- [AIM OF THE TASK] Take the entries below and print all of them exactly, please.

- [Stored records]
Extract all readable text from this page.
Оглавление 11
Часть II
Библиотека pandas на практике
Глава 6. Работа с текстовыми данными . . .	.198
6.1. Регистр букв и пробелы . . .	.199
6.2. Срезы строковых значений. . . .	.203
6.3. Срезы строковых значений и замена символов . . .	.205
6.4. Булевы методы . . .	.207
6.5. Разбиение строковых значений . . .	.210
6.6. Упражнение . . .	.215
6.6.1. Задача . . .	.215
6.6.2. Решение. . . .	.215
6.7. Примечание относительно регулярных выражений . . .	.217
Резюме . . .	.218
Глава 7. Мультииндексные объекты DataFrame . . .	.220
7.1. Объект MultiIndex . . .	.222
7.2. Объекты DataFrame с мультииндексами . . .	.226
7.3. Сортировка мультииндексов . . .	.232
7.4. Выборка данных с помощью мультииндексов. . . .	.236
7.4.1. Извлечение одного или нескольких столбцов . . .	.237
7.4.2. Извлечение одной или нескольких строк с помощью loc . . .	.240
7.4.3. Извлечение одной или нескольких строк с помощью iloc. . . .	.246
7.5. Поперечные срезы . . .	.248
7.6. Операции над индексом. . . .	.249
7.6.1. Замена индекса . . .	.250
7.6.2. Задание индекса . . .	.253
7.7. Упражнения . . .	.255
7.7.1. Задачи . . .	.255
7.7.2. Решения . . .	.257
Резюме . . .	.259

- [THE RESULT]
Extract all readable text from this page.
Оглавление 11
Часть II
Библиотека pandas на практике
Глава 6. Работа с текстовыми данными . . .	.198
6.1. Регистр букв и пробелы . . .	.199
6.2. Срезы строковых значений. . . .	.203
6.3. Срезы строковых значений и замена символов . . .	.205
6.4. Булевы методы . . .	.207
6.5. Разбиение строковых значений . . .	.210
6.6. Упражнение . . .	.215
6.6.1. Задача . . .	.215
6.6.2. Решение. . . .	.215
6.7. Примечание относительно регулярных выражений . . .	.217
Резюме . . .	.218
Глава 7. Мультииндексные объекты DataFrame . . .	.220
7.1. Объект MultiIndex . . .	.222
7.2. Объекты DataFrame с мультииндексами . . .	.226
7.3. Сортировка мультииндексов . . .	.232
7.4. Выборка данных с помощью мультииндексов. . . .	.236
7.4.1. Извлечение одного или нескольких столбцов . . .	.237
7.4.2. Извлечение одной или нескольких строк с помощью loc . . .	.240
7.4.3. Извлечение одной или нескольких строк с помощью iloc. . . .	.246
7.5. Поперечные срезы . . .	.248
7.6. Операции над индексом. . . .	.249
7.6.1. Замена индекса . . .	.250
7.6.2. Задание индекса . . .	.253
7.7. Упражнения . . .	.255
7.7.1. Задачи . . .	.255
7.7.2. Решения . . .	.257
Резюме . . .	.259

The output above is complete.